Given problem → Each record must be reproduced exactly as it is shown.

Provided records →
━━━━━━━━━━━━━━━━

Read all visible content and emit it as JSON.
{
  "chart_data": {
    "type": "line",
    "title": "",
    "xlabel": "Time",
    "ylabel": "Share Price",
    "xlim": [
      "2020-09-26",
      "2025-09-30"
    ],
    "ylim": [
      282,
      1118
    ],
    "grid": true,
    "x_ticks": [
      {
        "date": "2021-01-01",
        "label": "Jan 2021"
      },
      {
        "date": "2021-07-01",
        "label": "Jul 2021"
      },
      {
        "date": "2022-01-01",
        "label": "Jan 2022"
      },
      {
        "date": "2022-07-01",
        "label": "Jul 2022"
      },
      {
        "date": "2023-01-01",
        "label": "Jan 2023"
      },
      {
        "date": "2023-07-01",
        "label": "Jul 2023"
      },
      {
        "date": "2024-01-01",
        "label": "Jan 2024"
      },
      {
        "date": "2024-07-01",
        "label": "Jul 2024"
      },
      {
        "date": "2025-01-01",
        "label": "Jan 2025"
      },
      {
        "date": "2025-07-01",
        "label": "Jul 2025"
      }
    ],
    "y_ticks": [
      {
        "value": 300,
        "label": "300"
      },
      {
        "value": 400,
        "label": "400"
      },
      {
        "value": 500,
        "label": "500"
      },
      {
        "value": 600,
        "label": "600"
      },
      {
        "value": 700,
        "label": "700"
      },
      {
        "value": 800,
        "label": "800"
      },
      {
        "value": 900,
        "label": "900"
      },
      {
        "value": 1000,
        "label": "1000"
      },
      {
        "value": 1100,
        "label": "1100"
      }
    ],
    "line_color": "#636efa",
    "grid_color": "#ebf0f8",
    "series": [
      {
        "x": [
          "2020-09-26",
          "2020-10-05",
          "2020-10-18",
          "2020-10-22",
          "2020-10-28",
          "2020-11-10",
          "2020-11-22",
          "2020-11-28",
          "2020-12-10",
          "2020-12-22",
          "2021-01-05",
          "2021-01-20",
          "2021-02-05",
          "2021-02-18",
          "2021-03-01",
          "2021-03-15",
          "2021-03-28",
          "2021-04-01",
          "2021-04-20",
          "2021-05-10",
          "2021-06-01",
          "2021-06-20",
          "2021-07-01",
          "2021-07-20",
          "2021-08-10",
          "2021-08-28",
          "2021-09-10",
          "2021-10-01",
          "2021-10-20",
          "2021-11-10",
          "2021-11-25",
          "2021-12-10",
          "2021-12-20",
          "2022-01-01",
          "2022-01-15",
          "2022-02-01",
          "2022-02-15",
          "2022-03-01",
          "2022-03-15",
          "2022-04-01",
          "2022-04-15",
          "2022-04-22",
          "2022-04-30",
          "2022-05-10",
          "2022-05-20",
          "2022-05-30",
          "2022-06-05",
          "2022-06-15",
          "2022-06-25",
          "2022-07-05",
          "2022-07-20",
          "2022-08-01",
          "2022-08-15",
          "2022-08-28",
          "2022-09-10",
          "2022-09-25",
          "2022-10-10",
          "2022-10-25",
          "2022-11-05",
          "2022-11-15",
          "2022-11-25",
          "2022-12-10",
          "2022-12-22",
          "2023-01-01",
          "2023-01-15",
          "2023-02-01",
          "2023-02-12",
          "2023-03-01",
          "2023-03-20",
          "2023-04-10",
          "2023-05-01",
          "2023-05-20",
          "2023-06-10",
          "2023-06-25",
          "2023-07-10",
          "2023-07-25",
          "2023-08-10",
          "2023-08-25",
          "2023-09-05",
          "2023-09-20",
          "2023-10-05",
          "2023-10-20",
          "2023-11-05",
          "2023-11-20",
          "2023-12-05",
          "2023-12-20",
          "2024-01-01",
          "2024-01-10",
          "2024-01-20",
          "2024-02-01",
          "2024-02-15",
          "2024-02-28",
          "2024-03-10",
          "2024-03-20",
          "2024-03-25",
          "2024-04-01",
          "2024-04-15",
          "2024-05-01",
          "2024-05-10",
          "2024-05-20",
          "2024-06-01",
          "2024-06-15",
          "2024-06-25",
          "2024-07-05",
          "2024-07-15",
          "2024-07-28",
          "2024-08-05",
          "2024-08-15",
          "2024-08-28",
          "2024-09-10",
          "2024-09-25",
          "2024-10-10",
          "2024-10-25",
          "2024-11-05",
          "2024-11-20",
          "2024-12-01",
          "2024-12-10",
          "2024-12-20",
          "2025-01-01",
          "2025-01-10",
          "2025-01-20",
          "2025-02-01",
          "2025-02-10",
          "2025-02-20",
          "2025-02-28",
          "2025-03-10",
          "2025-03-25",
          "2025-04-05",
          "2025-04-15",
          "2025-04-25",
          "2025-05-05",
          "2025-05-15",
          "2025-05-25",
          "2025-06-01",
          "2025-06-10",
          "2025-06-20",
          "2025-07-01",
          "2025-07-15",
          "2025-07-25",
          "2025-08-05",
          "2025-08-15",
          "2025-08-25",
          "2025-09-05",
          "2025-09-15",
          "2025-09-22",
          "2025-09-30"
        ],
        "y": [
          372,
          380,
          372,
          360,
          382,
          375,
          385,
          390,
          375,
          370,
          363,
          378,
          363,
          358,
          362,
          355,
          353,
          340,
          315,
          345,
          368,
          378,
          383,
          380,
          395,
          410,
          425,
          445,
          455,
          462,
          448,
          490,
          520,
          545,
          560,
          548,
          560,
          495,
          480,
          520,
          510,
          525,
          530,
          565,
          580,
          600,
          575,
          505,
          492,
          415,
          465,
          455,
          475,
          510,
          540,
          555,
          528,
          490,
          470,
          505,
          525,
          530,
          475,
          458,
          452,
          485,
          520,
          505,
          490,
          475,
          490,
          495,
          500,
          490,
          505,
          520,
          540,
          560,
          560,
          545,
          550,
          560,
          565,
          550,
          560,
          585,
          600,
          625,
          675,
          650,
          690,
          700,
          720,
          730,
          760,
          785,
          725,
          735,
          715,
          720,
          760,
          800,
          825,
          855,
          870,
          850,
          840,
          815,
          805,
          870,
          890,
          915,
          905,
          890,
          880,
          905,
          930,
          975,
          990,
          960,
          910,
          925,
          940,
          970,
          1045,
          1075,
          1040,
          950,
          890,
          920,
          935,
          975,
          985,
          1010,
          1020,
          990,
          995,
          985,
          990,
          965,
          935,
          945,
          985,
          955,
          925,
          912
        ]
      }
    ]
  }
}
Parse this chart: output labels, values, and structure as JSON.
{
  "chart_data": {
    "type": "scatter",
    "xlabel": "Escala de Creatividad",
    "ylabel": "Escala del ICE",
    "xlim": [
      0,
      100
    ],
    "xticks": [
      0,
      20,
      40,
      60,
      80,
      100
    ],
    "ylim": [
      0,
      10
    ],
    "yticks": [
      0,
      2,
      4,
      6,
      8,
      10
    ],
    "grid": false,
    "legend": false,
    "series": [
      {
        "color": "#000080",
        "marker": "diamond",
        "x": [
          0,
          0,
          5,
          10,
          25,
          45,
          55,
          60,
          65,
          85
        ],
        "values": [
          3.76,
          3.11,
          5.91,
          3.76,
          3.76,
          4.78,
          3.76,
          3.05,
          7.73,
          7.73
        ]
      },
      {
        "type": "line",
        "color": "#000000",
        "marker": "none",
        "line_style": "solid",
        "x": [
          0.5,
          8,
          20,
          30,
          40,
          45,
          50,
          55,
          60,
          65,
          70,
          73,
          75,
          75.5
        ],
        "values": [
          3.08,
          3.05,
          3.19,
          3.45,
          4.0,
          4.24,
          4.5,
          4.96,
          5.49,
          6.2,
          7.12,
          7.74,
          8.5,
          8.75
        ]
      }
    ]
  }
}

━━━━━━━━━━━━━━━━

Exercise result →
Read all visible content and emit it as JSON.
{
  "chart_data": {
    "type": "line",
    "title": "",
    "xlabel": "Time",
    "ylabel": "Share Price",
    "xlim": [
      "2020-09-26",
      "2025-09-30"
    ],
    "ylim": [
      282,
      1118
    ],
    "grid": true,
    "x_ticks": [
      {
        "date": "2021-01-01",
        "label": "Jan 2021"
      },
      {
        "date": "2021-07-01",
        "label": "Jul 2021"
      },
      {
        "date": "2022-01-01",
        "label": "Jan 2022"
      },
      {
        "date": "2022-07-01",
        "label": "Jul 2022"
      },
      {
        "date": "2023-01-01",
        "label": "Jan 2023"
      },
      {
        "date": "2023-07-01",
        "label": "Jul 2023"
      },
      {
        "date": "2024-01-01",
        "label": "Jan 2024"
      },
      {
        "date": "2024-07-01",
        "label": "Jul 2024"
      },
      {
        "date": "2025-01-01",
        "label": "Jan 2025"
      },
      {
        "date": "2025-07-01",
        "label": "Jul 2025"
      }
    ],
    "y_ticks": [
      {
        "value": 300,
        "label": "300"
      },
      {
        "value": 400,
        "label": "400"
      },
      {
        "value": 500,
        "label": "500"
      },
      {
        "value": 600,
        "label": "600"
      },
      {
        "value": 700,
        "label": "700"
      },
      {
        "value": 800,
        "label": "800"
      },
      {
        "value": 900,
        "label": "900"
      },
      {
        "value": 1000,
        "label": "1000"
      },
      {
        "value": 1100,
        "label": "1100"
      }
    ],
    "line_color": "#636efa",
    "grid_color": "#ebf0f8",
    "series": [
      {
        "x": [
          "2020-09-26",
          "2020-10-05",
          "2020-10-18",
          "2020-10-22",
          "2020-10-28",
          "2020-11-10",
          "2020-11-22",
          "2020-11-28",
          "2020-12-10",
          "2020-12-22",
          "2021-01-05",
          "2021-01-20",
          "2021-02-05",
          "2021-02-18",
          "2021-03-01",
          "2021-03-15",
          "2021-03-28",
          "2021-04-01",
          "2021-04-20",
          "2021-05-10",
          "2021-06-01",
          "2021-06-20",
          "2021-07-01",
          "2021-07-20",
          "2021-08-10",
          "2021-08-28",
          "2021-09-10",
          "2021-10-01",
          "2021-10-20",
          "2021-11-10",
          "2021-11-25",
          "2021-12-10",
          "2021-12-20",
          "2022-01-01",
          "2022-01-15",
          "2022-02-01",
          "2022-02-15",
          "2022-03-01",
          "2022-03-15",
          "2022-04-01",
          "2022-04-15",
          "2022-04-22",
          "2022-04-30",
          "2022-05-10",
          "2022-05-20",
          "2022-05-30",
          "2022-06-05",
          "2022-06-15",
          "2022-06-25",
          "2022-07-05",
          "2022-07-20",
          "2022-08-01",
          "2022-08-15",
          "2022-08-28",
          "2022-09-10",
          "2022-09-25",
          "2022-10-10",
          "2022-10-25",
          "2022-11-05",
          "2022-11-15",
          "2022-11-25",
          "2022-12-10",
          "2022-12-22",
          "2023-01-01",
          "2023-01-15",
          "2023-02-01",
          "2023-02-12",
          "2023-03-01",
          "2023-03-20",
          "2023-04-10",
          "2023-05-01",
          "2023-05-20",
          "2023-06-10",
          "2023-06-25",
          "2023-07-10",
          "2023-07-25",
          "2023-08-10",
          "2023-08-25",
          "2023-09-05",
          "2023-09-20",
          "2023-10-05",
          "2023-10-20",
          "2023-11-05",
          "2023-11-20",
          "2023-12-05",
          "2023-12-20",
          "2024-01-01",
          "2024-01-10",
          "2024-01-20",
          "2024-02-01",
          "2024-02-15",
          "2024-02-28",
          "2024-03-10",
          "2024-03-20",
          "2024-03-25",
          "2024-04-01",
          "2024-04-15",
          "2024-05-01",
          "2024-05-10",
          "2024-05-20",
          "2024-06-01",
          "2024-06-15",
          "2024-06-25",
          "2024-07-05",
          "2024-07-15",
          "2024-07-28",
          "2024-08-05",
          "2024-08-15",
          "2024-08-28",
          "2024-09-10",
          "2024-09-25",
          "2024-10-10",
          "2024-10-25",
          "2024-11-05",
          "2024-11-20",
          "2024-12-01",
          "2024-12-10",
          "2024-12-20",
          "2025-01-01",
          "2025-01-10",
          "2025-01-20",
          "2025-02-01",
          "2025-02-10",
          "2025-02-20",
          "2025-02-28",
          "2025-03-10",
          "2025-03-25",
          "2025-04-05",
          "2025-04-15",
          "2025-04-25",
          "2025-05-05",
          "2025-05-15",
          "2025-05-25",
          "2025-06-01",
          "2025-06-10",
          "2025-06-20",
          "2025-07-01",
          "2025-07-15",
          "2025-07-25",
          "2025-08-05",
          "2025-08-15",
          "2025-08-25",
          "2025-09-05",
          "2025-09-15",
          "2025-09-22",
          "2025-09-30"
        ],
        "y": [
          372,
          380,
          372,
          360,
          382,
          375,
          385,
          390,
          375,
          370,
          363,
          378,
          363,
          358,
          362,
          355,
          353,
          340,
          315,
          345,
          368,
          378,
          383,
          380,
          395,
          410,
          425,
          445,
          455,
          462,
          448,
          490,
          520,
          545,
          560,
          548,
          560,
          495,
          480,
          520,
          510,
          525,
          530,
          565,
          580,
          600,
          575,
          505,
          492,
          415,
          465,
          455,
          475,
          510,
          540,
          555,
          528,
          490,
          470,
          505,
          525,
          530,
          475,
          458,
          452,
          485,
          520,
          505,
          490,
          475,
          490,
          495,
          500,
          490,
          505,
          520,
          540,
          560,
          560,
          545,
          550,
          560,
          565,
          550,
          560,
          585,
          600,
          625,
          675,
          650,
          690,
          700,
          720,
          730,
          760,
          785,
          725,
          735,
          715,
          720,
          760,
          800,
          825,
          855,
          870,
          850,
          840,
          815,
          805,
          870,
          890,
          915,
          905,
          890,
          880,
          905,
          930,
          975,
          990,
          960,
          910,
          925,
          940,
          970,
          1045,
          1075,
          1040,
          950,
          890,
          920,
          935,
          975,
          985,
          1010,
          1020,
          990,
          995,
          985,
          990,
          965,
          935,
          945,
          985,
          955,
          925,
          912
        ]
      }
    ]
  }
}
Parse this chart: output labels, values, and structure as JSON.
{
  "chart_data": {
    "type": "scatter",
    "xlabel": "Escala de Creatividad",
    "ylabel": "Escala del ICE",
    "xlim": [
      0,
      100
    ],
    "xticks": [
      0,
      20,
      40,
      60,
      80,
      100
    ],
    "ylim": [
      0,
      10
    ],
    "yticks": [
      0,
      2,
      4,
      6,
      8,
      10
    ],
    "grid": false,
    "legend": false,
    "series": [
      {
        "color": "#000080",
        "marker": "diamond",
        "x": [
          0,
          0,
          5,
          10,
          25,
          45,
          55,
          60,
          65,
          85
        ],
        "values": [
          3.76,
          3.11,
          5.91,
          3.76,
          3.76,
          4.78,
          3.76,
          3.05,
          7.73,
          7.73
        ]
      },
      {
        "type": "line",
        "color": "#000000",
        "marker": "none",
        "line_style": "solid",
        "x": [
          0.5,
          8,
          20,
          30,
          40,
          45,
          50,
          55,
          60,
          65,
          70,
          73,
          75,
          75.5
        ],
        "values": [
          3.08,
          3.05,
          3.19,
          3.45,
          4.0,
          4.24,
          4.5,
          4.96,
          5.49,
          6.2,
          7.12,
          7.74,
          8.5,
          8.75
        ]
      }
    ]
  }
}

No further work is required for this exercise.